> **GIVEN INFORMATION**
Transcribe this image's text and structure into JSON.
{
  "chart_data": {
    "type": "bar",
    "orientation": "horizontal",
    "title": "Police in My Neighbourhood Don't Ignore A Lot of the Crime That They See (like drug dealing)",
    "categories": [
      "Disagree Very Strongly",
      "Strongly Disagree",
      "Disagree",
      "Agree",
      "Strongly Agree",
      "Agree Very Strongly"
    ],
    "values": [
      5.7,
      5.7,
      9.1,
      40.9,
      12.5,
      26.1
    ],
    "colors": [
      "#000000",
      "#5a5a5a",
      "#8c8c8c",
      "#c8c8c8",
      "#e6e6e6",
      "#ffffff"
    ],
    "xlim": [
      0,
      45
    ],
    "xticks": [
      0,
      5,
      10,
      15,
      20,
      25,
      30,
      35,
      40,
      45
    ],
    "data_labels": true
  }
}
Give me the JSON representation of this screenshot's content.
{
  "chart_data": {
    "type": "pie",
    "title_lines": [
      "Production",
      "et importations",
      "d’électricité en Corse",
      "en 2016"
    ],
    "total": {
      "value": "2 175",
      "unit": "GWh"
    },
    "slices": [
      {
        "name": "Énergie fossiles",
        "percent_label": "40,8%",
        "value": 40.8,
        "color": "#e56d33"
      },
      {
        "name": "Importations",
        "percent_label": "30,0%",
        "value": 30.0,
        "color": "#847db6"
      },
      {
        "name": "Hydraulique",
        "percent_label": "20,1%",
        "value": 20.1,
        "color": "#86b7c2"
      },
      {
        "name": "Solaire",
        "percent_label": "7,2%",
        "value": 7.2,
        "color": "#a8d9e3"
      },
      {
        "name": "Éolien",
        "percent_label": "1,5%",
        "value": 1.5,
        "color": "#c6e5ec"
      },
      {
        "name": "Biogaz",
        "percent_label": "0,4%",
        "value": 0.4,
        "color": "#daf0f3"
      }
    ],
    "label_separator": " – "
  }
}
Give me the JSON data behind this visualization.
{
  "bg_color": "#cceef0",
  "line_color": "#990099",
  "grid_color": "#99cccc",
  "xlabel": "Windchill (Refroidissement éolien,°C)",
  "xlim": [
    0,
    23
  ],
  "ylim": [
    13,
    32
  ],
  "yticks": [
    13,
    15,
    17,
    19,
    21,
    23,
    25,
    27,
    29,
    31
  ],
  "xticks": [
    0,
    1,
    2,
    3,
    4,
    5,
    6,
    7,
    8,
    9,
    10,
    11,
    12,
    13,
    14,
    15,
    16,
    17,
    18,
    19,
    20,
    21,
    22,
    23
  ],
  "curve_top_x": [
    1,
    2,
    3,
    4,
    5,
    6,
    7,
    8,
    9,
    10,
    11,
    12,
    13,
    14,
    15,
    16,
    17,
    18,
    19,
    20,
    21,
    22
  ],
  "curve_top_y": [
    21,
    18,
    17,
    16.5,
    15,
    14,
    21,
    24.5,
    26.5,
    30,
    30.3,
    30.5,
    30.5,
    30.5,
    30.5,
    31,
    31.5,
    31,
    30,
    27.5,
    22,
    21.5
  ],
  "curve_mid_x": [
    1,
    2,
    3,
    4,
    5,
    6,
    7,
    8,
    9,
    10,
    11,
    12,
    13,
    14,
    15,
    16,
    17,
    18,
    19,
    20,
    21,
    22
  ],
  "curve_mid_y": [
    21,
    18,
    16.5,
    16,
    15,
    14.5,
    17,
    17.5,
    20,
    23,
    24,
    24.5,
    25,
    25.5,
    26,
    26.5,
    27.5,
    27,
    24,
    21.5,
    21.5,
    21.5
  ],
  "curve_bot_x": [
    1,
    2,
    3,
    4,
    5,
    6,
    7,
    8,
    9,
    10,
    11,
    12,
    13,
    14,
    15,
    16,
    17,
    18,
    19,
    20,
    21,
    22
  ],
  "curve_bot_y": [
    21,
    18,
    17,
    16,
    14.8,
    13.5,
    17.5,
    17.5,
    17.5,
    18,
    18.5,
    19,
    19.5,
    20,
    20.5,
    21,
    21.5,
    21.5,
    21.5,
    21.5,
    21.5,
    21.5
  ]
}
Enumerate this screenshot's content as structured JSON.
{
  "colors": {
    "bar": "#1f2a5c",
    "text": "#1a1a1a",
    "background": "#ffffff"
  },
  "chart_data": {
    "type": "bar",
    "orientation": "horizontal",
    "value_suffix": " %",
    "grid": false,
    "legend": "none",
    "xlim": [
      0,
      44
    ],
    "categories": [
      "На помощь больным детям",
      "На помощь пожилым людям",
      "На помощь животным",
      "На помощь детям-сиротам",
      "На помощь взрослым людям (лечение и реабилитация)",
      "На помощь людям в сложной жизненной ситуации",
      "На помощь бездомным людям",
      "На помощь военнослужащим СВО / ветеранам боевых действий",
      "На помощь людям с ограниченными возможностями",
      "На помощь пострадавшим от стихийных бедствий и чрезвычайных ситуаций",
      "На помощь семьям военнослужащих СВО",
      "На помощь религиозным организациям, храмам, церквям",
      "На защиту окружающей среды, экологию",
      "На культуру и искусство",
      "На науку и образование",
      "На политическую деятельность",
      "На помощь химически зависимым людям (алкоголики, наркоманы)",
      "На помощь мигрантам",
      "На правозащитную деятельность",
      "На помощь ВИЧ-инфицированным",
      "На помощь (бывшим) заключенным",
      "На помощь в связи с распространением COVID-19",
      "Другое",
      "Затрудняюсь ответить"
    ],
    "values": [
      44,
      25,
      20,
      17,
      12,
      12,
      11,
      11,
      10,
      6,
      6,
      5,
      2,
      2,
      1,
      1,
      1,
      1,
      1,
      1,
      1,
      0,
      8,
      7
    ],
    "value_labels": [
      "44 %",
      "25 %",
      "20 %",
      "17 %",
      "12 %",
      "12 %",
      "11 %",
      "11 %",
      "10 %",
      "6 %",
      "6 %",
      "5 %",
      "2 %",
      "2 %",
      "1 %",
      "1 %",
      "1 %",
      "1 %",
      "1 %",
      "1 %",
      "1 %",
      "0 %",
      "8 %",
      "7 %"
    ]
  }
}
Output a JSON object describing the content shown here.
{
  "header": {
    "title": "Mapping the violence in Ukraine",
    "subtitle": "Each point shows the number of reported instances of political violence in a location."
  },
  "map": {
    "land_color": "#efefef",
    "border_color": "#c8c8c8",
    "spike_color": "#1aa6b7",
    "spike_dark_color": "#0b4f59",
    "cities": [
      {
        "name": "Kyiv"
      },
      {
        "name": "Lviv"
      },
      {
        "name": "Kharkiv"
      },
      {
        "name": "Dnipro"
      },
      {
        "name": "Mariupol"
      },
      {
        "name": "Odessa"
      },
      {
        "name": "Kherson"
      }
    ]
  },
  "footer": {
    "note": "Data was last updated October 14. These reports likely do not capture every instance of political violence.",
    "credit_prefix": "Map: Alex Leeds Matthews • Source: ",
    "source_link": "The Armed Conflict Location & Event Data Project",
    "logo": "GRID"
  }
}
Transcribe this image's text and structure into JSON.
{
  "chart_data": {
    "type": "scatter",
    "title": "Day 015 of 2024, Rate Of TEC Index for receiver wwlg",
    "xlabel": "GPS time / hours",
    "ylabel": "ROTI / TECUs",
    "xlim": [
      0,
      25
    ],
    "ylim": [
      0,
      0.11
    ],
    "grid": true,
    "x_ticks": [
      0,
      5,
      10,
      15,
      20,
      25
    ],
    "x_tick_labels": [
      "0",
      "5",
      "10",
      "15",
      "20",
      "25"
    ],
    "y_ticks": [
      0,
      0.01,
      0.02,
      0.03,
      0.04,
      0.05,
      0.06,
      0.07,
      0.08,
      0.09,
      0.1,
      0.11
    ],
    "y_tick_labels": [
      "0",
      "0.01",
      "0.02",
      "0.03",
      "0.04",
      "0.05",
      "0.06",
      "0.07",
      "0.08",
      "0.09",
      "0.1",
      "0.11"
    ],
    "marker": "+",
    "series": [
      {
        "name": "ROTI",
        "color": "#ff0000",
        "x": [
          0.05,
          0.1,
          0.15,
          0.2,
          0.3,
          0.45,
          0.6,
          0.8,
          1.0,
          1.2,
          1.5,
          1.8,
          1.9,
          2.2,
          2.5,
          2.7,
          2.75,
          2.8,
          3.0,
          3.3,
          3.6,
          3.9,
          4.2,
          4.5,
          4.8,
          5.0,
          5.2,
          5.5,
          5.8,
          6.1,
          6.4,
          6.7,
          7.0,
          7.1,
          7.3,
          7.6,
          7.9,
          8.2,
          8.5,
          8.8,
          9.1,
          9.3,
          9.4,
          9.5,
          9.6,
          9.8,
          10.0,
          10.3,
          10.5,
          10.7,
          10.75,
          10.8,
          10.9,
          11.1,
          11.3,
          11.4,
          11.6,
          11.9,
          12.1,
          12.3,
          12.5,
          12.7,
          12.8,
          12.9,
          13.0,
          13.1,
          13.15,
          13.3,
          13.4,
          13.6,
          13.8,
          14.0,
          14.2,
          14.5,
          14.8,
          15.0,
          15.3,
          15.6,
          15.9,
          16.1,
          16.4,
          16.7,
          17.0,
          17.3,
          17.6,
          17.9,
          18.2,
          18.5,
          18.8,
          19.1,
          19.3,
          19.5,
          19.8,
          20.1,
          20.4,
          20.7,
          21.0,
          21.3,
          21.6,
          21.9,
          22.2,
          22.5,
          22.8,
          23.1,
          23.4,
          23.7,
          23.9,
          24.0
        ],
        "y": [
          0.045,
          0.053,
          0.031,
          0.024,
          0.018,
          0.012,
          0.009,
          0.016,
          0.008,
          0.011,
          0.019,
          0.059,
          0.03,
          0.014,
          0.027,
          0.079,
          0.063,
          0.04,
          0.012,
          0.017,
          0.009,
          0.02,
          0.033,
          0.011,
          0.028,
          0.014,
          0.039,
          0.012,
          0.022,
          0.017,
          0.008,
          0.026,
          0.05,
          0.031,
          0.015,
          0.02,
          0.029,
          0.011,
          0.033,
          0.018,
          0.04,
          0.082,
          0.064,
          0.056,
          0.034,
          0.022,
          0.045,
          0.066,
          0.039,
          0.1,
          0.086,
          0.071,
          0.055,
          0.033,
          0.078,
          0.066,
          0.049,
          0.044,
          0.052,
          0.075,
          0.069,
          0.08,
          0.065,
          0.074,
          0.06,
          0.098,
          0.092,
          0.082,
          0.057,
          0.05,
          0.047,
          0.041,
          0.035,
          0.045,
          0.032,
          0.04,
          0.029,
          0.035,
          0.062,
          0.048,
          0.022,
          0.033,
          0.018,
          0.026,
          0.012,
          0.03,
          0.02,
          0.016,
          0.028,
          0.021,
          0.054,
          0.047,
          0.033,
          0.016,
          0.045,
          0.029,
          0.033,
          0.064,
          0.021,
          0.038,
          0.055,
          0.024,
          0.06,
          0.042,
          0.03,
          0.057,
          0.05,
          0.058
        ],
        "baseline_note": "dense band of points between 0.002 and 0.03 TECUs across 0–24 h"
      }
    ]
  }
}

> **DIRECTIVE**
Only the number is required: the count of lines containing the word "content".

> **CORRECT RESULT**
3